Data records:
[Begin]

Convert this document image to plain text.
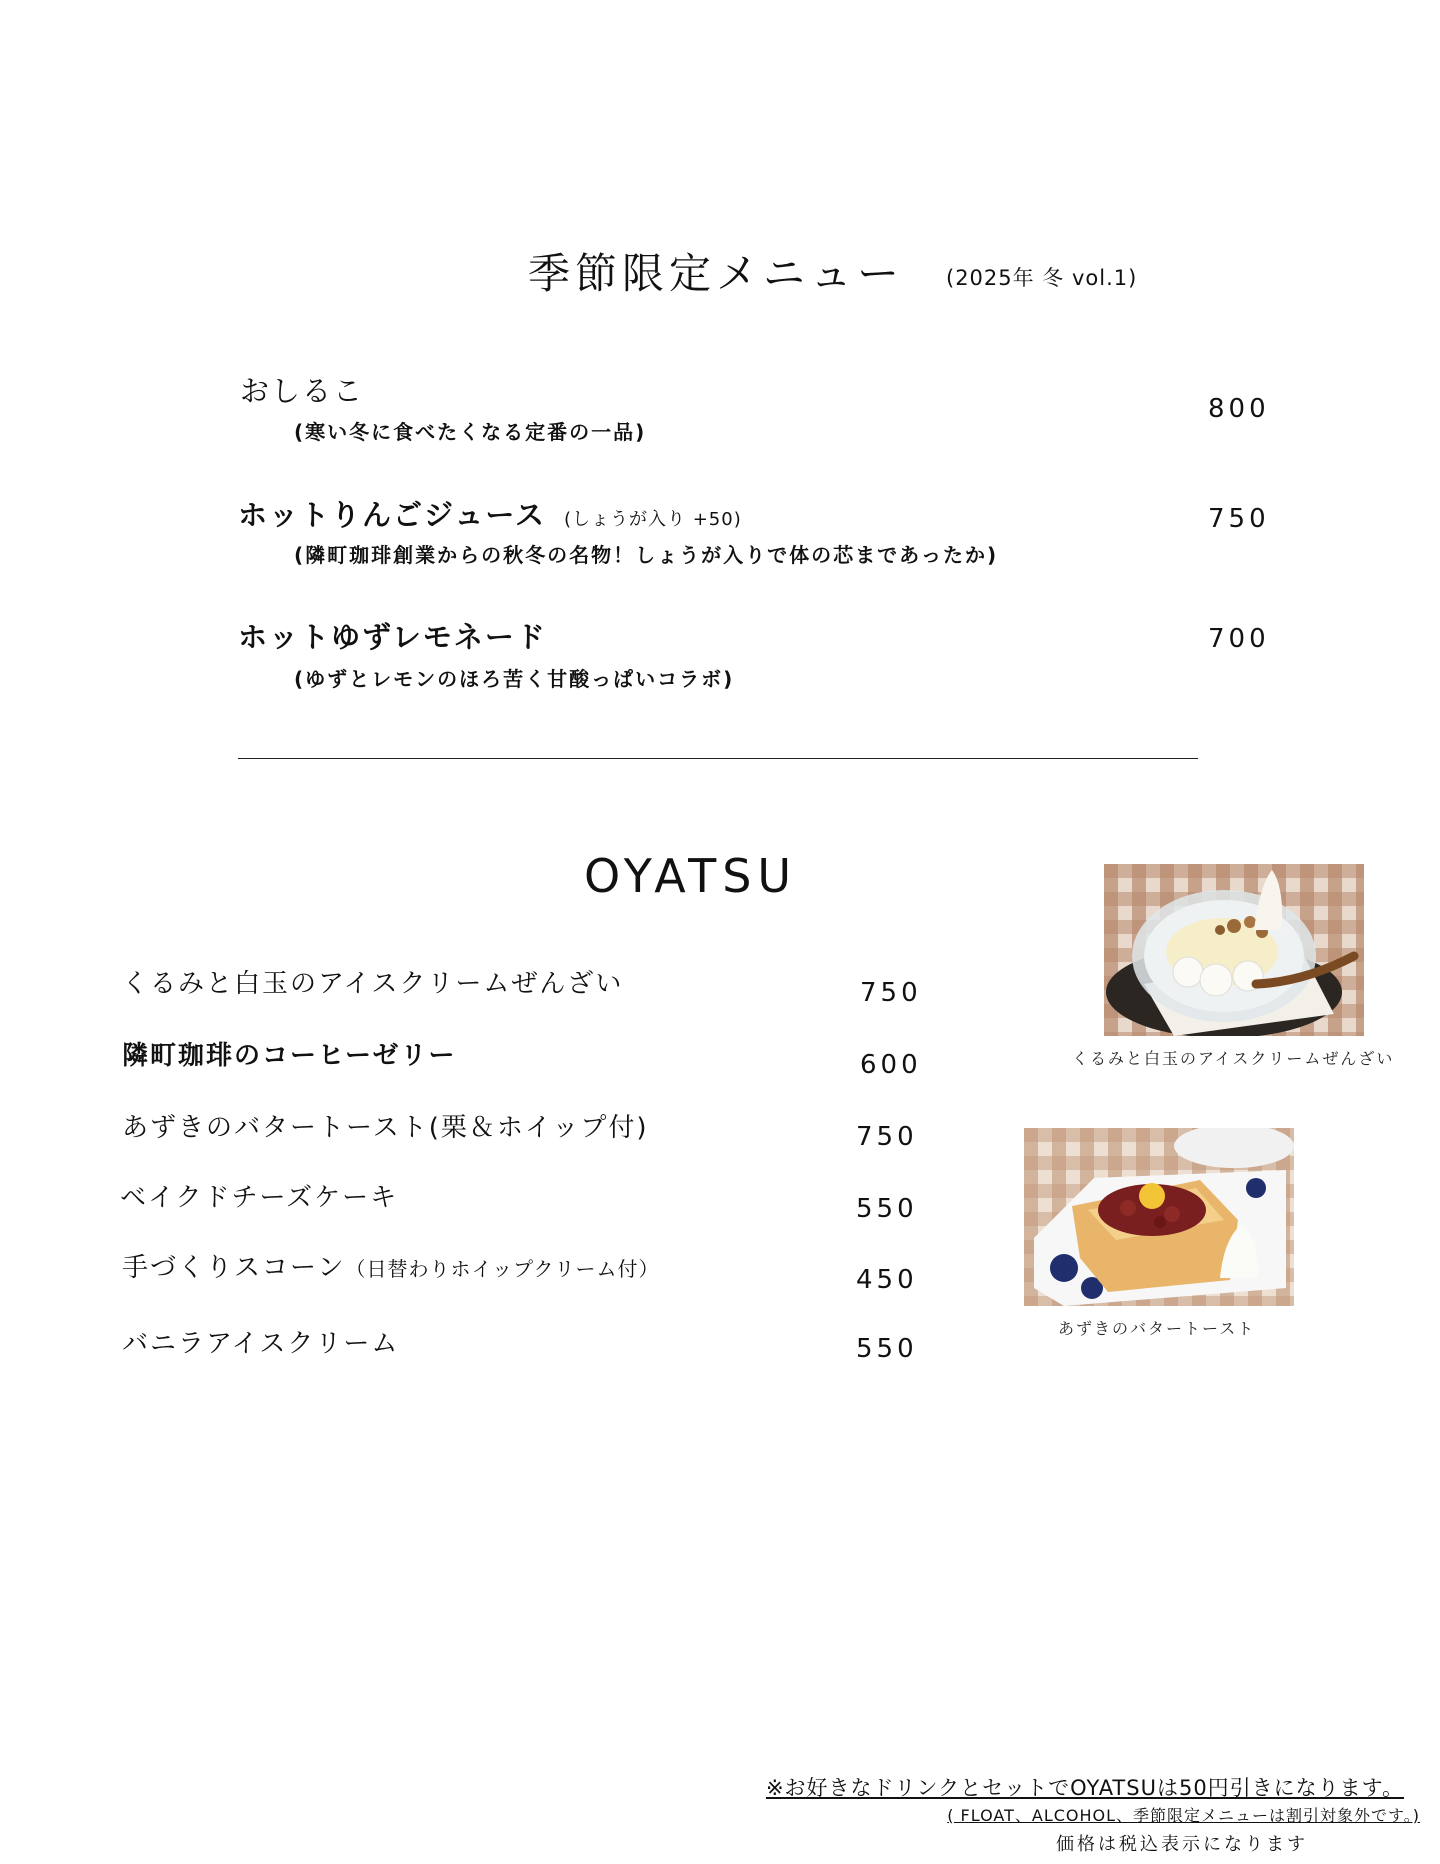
季節限定メニュー (2025年 冬 vol.1)
おしるこ
(寒い冬に食べたくなる定番の一品)
800
ホットりんごジュース (しょうが入り +50)
(隣町珈琲創業からの秋冬の名物！しょうが入りで体の芯まであったか)
750
ホットゆずレモネード
(ゆずとレモンのほろ苦く甘酸っぱいコラボ)
700
OYATSU
くるみと白玉のアイスクリームぜんざい	750
隣町珈琲のコーヒーゼリー	600
あずきのバタートースト(栗＆ホイップ付)	750
ベイクドチーズケーキ	550
手づくりスコーン（日替わりホイップクリーム付）	450
バニラアイスクリーム	550
くるみと白玉のアイスクリームぜんざい
あずきのバタートースト
※お好きなドリンクとセットでOYATSUは50円引きになります。
( FLOAT、ALCOHOL、季節限定メニューは割引対象外です。)
価格は税込表示になります
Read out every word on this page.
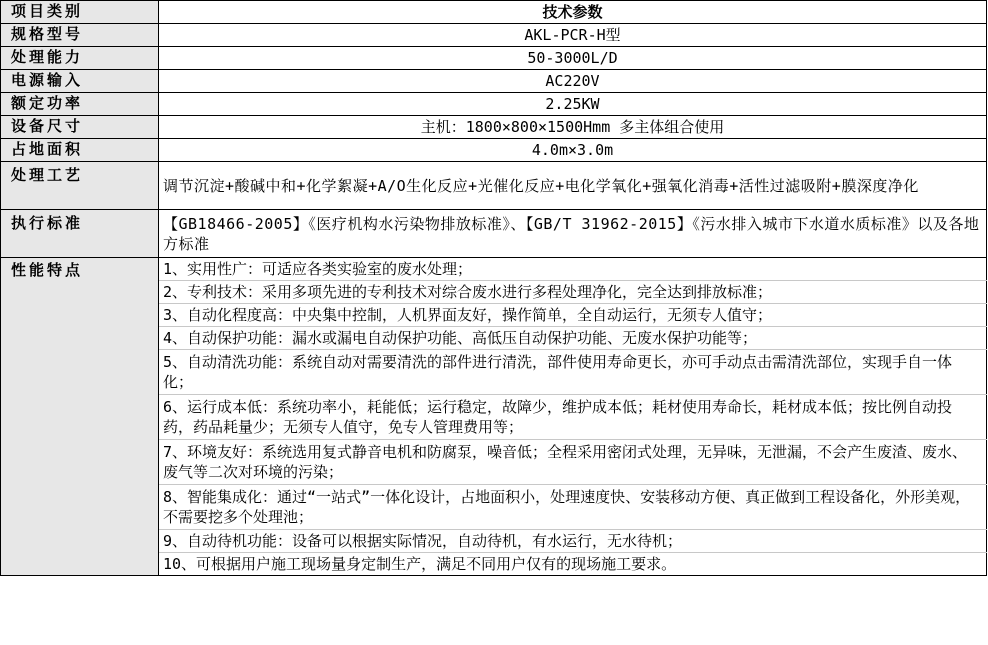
项目类别	技术参数
规格型号	AKL-PCR-H型
处理能力	50-3000L/D
电源输入	AC220V
额定功率	2.25KW
设备尺寸	主机：1800×800×1500Hmm 多主体组合使用
占地面积	4.0m×3.0m
处理工艺	调节沉淀+酸碱中和+化学絮凝+A/O生化反应+光催化反应+电化学氧化+强氧化消毒+活性过滤吸附+膜深度净化
执行标准	【GB18466-2005】《医疗机构水污染物排放标准》、【GB/T 31962-2015】《污水排入城市下水道水质标准》以及各地方标准
性能特点	1、实用性广：可适应各类实验室的废水处理；
	2、专利技术：采用多项先进的专利技术对综合废水进行多程处理净化，完全达到排放标准；
	3、自动化程度高：中央集中控制，人机界面友好，操作简单，全自动运行，无须专人值守；
	4、自动保护功能：漏水或漏电自动保护功能、高低压自动保护功能、无废水保护功能等；
	5、自动清洗功能：系统自动对需要清洗的部件进行清洗，部件使用寿命更长，亦可手动点击需清洗部位，实现手自一体化；
	6、运行成本低：系统功率小，耗能低；运行稳定，故障少，维护成本低；耗材使用寿命长，耗材成本低；按比例自动投药，药品耗量少；无须专人值守，免专人管理费用等；
	7、环境友好：系统选用复式静音电机和防腐泵，噪音低；全程采用密闭式处理，无异味，无泄漏，不会产生废渣、废水、废气等二次对环境的污染；
	8、智能集成化：通过“一站式”一体化设计，占地面积小，处理速度快、安装移动方便、真正做到工程设备化，外形美观，不需要挖多个处理池；
	9、自动待机功能：设备可以根据实际情况，自动待机，有水运行，无水待机；
	10、可根据用户施工现场量身定制生产，满足不同用户仅有的现场施工要求。
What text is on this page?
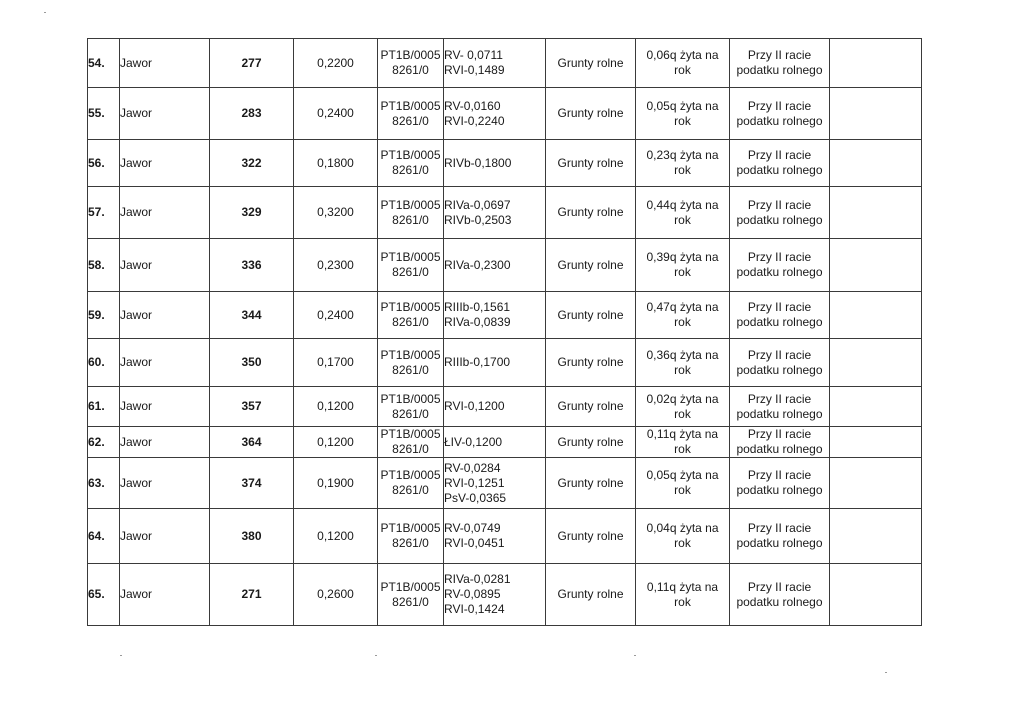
54.	Jawor	277	0,2200	PT1B/0005
8261/0	RV- 0,0711
RVI-0,1489	Grunty rolne	0,06q żyta na
rok	Przy II racie
podatku rolnego	

55.	Jawor	283	0,2400	PT1B/0005
8261/0	RV-0,0160
RVI-0,2240	Grunty rolne	0,05q żyta na
rok	Przy II racie
podatku rolnego	

56.	Jawor	322	0,1800	PT1B/0005
8261/0	RIVb-0,1800	Grunty rolne	0,23q żyta na
rok	Przy II racie
podatku rolnego	

57.	Jawor	329	0,3200	PT1B/0005
8261/0	RIVa-0,0697
RIVb-0,2503	Grunty rolne	0,44q żyta na
rok	Przy II racie
podatku rolnego	

58.	Jawor	336	0,2300	PT1B/0005
8261/0	RIVa-0,2300	Grunty rolne	0,39q żyta na
rok	Przy II racie
podatku rolnego	

59.	Jawor	344	0,2400	PT1B/0005
8261/0	RIIIb-0,1561
RIVa-0,0839	Grunty rolne	0,47q żyta na
rok	Przy II racie
podatku rolnego	

60.	Jawor	350	0,1700	PT1B/0005
8261/0	RIIIb-0,1700	Grunty rolne	0,36q żyta na
rok	Przy II racie
podatku rolnego	

61.	Jawor	357	0,1200	PT1B/0005
8261/0	RVI-0,1200	Grunty rolne	0,02q żyta na
rok	Przy II racie
podatku rolnego	

62.	Jawor	364	0,1200	PT1B/0005
8261/0	ŁIV-0,1200	Grunty rolne	0,11q żyta na
rok	Przy II racie
podatku rolnego	

63.	Jawor	374	0,1900	PT1B/0005
8261/0	RV-0,0284
RVI-0,1251
PsV-0,0365	Grunty rolne	0,05q żyta na
rok	Przy II racie
podatku rolnego	

64.	Jawor	380	0,1200	PT1B/0005
8261/0	RV-0,0749
RVI-0,0451	Grunty rolne	0,04q żyta na
rok	Przy II racie
podatku rolnego	

65.	Jawor	271	0,2600	PT1B/0005
8261/0	RIVa-0,0281
RV-0,0895
RVI-0,1424	Grunty rolne	0,11q żyta na
rok	Przy II racie
podatku rolnego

[End]

• What you will do
All preceding records should be duplicated verbatim, images excepted.

• Task answer
Convert this document image to plain text.
季節限定メニュー (2025年 冬 vol.1)
おしるこ
(寒い冬に食べたくなる定番の一品)
800
ホットりんごジュース (しょうが入り +50)
(隣町珈琲創業からの秋冬の名物！しょうが入りで体の芯まであったか)
750
ホットゆずレモネード
(ゆずとレモンのほろ苦く甘酸っぱいコラボ)
700
OYATSU
くるみと白玉のアイスクリームぜんざい	750
隣町珈琲のコーヒーゼリー	600
あずきのバタートースト(栗＆ホイップ付)	750
ベイクドチーズケーキ	550
手づくりスコーン（日替わりホイップクリーム付）	450
バニラアイスクリーム	550
くるみと白玉のアイスクリームぜんざい
あずきのバタートースト
※お好きなドリンクとセットでOYATSUは50円引きになります。
( FLOAT、ALCOHOL、季節限定メニューは割引対象外です。)
価格は税込表示になります
Read out every word on this page.
项目类别	技术参数
规格型号	AKL-PCR-H型
处理能力	50-3000L/D
电源输入	AC220V
额定功率	2.25KW
设备尺寸	主机：1800×800×1500Hmm 多主体组合使用
占地面积	4.0m×3.0m
处理工艺	调节沉淀+酸碱中和+化学絮凝+A/O生化反应+光催化反应+电化学氧化+强氧化消毒+活性过滤吸附+膜深度净化
执行标准	【GB18466-2005】《医疗机构水污染物排放标准》、【GB/T 31962-2015】《污水排入城市下水道水质标准》以及各地方标准
性能特点	1、实用性广：可适应各类实验室的废水处理；
	2、专利技术：采用多项先进的专利技术对综合废水进行多程处理净化，完全达到排放标准；
	3、自动化程度高：中央集中控制，人机界面友好，操作简单，全自动运行，无须专人值守；
	4、自动保护功能：漏水或漏电自动保护功能、高低压自动保护功能、无废水保护功能等；
	5、自动清洗功能：系统自动对需要清洗的部件进行清洗，部件使用寿命更长，亦可手动点击需清洗部位，实现手自一体化；
	6、运行成本低：系统功率小，耗能低；运行稳定，故障少，维护成本低；耗材使用寿命长，耗材成本低；按比例自动投药，药品耗量少；无须专人值守，免专人管理费用等；
	7、环境友好：系统选用复式静音电机和防腐泵，噪音低；全程采用密闭式处理，无异味，无泄漏，不会产生废渣、废水、废气等二次对环境的污染；
	8、智能集成化：通过“一站式”一体化设计，占地面积小，处理速度快、安装移动方便、真正做到工程设备化，外形美观，不需要挖多个处理池；
	9、自动待机功能：设备可以根据实际情况，自动待机，有水运行，无水待机；
	10、可根据用户施工现场量身定制生产，满足不同用户仅有的现场施工要求。
What text is on this page?
54.	Jawor	277	0,2200	PT1B/0005
8261/0	RV- 0,0711
RVI-0,1489	Grunty rolne	0,06q żyta na
rok	Przy II racie
podatku rolnego	

55.	Jawor	283	0,2400	PT1B/0005
8261/0	RV-0,0160
RVI-0,2240	Grunty rolne	0,05q żyta na
rok	Przy II racie
podatku rolnego	

56.	Jawor	322	0,1800	PT1B/0005
8261/0	RIVb-0,1800	Grunty rolne	0,23q żyta na
rok	Przy II racie
podatku rolnego	

57.	Jawor	329	0,3200	PT1B/0005
8261/0	RIVa-0,0697
RIVb-0,2503	Grunty rolne	0,44q żyta na
rok	Przy II racie
podatku rolnego	

58.	Jawor	336	0,2300	PT1B/0005
8261/0	RIVa-0,2300	Grunty rolne	0,39q żyta na
rok	Przy II racie
podatku rolnego	

59.	Jawor	344	0,2400	PT1B/0005
8261/0	RIIIb-0,1561
RIVa-0,0839	Grunty rolne	0,47q żyta na
rok	Przy II racie
podatku rolnego	

60.	Jawor	350	0,1700	PT1B/0005
8261/0	RIIIb-0,1700	Grunty rolne	0,36q żyta na
rok	Przy II racie
podatku rolnego	

61.	Jawor	357	0,1200	PT1B/0005
8261/0	RVI-0,1200	Grunty rolne	0,02q żyta na
rok	Przy II racie
podatku rolnego	

62.	Jawor	364	0,1200	PT1B/0005
8261/0	ŁIV-0,1200	Grunty rolne	0,11q żyta na
rok	Przy II racie
podatku rolnego	

63.	Jawor	374	0,1900	PT1B/0005
8261/0	RV-0,0284
RVI-0,1251
PsV-0,0365	Grunty rolne	0,05q żyta na
rok	Przy II racie
podatku rolnego	

64.	Jawor	380	0,1200	PT1B/0005
8261/0	RV-0,0749
RVI-0,0451	Grunty rolne	0,04q żyta na
rok	Przy II racie
podatku rolnego	

65.	Jawor	271	0,2600	PT1B/0005
8261/0	RIVa-0,0281
RV-0,0895
RVI-0,1424	Grunty rolne	0,11q żyta na
rok	Przy II racie
podatku rolnego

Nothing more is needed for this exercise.